#### ITEMS

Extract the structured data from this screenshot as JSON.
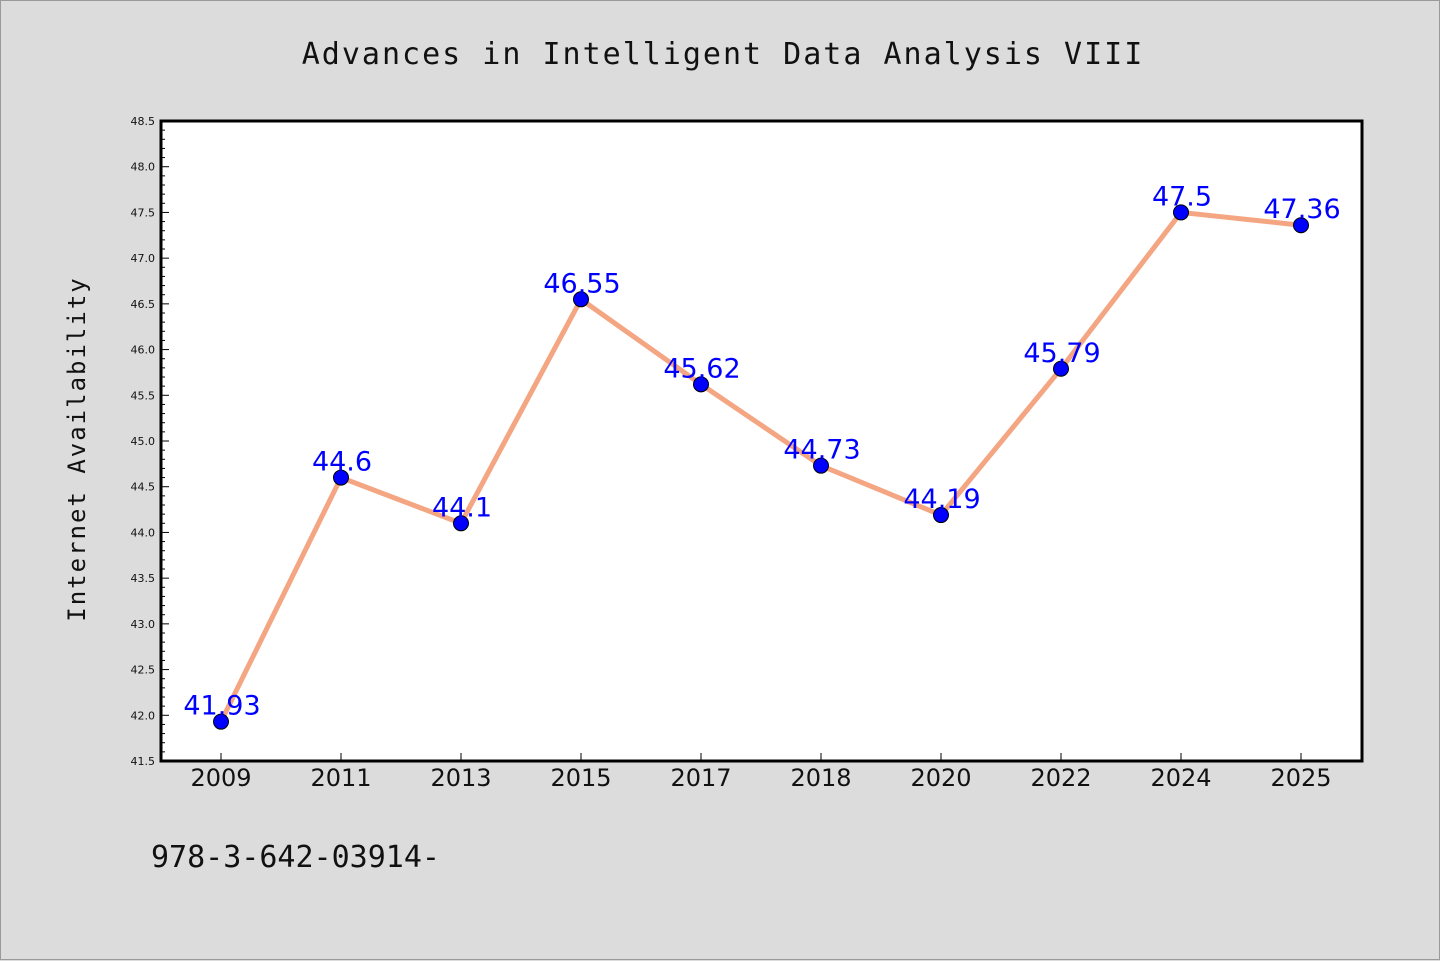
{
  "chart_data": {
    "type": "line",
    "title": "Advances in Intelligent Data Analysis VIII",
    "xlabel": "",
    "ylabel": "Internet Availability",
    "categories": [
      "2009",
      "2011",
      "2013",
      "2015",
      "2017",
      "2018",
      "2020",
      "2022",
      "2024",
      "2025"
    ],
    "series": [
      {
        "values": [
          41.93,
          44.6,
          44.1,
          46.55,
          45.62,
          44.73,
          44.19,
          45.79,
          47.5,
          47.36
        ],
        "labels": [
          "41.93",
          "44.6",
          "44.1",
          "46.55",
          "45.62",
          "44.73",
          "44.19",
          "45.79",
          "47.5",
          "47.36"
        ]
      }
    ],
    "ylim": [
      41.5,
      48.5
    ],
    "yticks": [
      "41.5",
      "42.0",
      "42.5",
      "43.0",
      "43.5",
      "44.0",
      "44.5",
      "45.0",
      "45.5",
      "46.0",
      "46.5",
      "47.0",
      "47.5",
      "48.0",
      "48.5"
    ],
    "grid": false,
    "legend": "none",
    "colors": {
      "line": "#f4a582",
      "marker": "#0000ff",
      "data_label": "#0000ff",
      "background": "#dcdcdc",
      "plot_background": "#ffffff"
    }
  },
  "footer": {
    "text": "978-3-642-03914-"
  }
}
==
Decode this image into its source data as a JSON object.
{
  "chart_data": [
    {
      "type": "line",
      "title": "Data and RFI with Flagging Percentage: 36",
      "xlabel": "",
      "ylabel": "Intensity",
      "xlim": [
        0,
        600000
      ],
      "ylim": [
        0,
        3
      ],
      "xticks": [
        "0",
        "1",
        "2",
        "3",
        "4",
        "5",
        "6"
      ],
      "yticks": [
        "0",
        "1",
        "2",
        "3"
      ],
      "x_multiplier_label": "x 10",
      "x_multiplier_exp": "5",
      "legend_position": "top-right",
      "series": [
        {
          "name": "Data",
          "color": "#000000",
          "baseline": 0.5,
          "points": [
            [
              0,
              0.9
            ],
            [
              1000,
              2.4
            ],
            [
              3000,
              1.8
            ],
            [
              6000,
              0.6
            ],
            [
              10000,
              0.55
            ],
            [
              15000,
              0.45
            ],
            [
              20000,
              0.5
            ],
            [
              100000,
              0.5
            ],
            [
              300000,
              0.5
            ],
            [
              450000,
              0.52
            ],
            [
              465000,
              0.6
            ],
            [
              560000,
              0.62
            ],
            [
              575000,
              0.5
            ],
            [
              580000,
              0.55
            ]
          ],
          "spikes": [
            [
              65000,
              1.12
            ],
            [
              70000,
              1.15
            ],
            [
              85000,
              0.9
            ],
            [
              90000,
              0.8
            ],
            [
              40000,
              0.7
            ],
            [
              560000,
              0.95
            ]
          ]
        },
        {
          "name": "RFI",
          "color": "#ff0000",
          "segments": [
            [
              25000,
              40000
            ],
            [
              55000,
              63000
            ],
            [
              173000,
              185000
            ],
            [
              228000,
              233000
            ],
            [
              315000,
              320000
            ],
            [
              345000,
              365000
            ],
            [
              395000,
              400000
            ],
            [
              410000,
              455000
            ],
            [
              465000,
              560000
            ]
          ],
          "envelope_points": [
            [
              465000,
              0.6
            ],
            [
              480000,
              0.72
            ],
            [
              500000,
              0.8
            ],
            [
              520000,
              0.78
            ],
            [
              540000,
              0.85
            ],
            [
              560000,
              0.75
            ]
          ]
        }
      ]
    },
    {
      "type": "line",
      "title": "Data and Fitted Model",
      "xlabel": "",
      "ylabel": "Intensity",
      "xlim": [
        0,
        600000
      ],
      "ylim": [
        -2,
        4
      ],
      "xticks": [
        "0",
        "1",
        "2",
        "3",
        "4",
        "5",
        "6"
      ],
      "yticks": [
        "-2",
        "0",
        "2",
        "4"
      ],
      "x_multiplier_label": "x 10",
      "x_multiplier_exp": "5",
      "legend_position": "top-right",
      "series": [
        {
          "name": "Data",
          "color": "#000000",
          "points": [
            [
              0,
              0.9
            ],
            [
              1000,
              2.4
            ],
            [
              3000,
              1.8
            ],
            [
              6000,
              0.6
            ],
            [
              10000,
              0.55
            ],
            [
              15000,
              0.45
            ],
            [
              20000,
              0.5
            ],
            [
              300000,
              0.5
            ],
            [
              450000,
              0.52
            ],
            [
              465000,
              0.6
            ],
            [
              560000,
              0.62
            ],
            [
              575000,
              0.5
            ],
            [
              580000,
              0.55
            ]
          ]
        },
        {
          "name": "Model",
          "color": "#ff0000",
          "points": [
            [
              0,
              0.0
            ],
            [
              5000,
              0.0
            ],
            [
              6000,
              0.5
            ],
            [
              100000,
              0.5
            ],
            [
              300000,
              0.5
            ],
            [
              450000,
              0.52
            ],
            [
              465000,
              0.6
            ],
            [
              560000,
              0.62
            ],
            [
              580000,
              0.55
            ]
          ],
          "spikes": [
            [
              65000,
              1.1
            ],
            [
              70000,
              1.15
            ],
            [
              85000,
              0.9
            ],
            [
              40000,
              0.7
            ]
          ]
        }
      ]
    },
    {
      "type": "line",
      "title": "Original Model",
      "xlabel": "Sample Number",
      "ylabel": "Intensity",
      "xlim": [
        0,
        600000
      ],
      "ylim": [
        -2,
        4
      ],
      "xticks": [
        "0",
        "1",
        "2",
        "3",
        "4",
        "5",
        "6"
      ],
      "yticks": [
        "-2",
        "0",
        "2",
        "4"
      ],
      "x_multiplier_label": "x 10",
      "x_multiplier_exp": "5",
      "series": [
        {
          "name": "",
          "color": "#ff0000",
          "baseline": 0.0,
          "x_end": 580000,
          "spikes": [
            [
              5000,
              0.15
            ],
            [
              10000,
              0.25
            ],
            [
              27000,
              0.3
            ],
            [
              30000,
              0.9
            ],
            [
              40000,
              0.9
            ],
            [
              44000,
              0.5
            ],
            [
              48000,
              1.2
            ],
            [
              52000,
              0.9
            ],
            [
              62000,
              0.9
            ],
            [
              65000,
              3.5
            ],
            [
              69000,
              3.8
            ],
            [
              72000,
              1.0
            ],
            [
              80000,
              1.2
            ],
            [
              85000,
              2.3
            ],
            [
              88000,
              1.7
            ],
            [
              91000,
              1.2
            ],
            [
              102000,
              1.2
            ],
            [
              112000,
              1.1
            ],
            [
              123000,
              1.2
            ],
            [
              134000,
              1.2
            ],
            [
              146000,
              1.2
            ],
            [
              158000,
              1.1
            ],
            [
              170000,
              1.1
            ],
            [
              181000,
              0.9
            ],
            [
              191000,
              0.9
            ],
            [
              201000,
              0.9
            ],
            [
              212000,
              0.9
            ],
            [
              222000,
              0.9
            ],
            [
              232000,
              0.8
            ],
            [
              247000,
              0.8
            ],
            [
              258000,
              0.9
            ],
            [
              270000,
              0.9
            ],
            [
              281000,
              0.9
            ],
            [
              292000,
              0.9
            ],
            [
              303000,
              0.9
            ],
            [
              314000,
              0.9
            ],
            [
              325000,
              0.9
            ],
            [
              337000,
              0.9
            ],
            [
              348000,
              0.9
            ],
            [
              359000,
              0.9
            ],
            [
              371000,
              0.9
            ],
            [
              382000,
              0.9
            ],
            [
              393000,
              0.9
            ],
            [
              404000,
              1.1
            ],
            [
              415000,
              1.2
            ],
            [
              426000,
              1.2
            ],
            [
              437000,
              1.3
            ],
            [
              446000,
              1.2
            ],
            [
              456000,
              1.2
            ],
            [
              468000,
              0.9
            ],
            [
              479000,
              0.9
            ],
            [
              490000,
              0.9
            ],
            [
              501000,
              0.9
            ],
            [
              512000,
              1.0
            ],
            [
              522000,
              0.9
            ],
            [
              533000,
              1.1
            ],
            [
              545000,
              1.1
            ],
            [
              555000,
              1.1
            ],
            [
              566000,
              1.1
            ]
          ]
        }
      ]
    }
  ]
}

#### EXERCISE INSTRUCTIONS
Using the listing above, show each line holding the string "Model".

#### RESULT BELOW
      "title": "Data and Fitted Model",
          "name": "Model",
      "title": "Original Model",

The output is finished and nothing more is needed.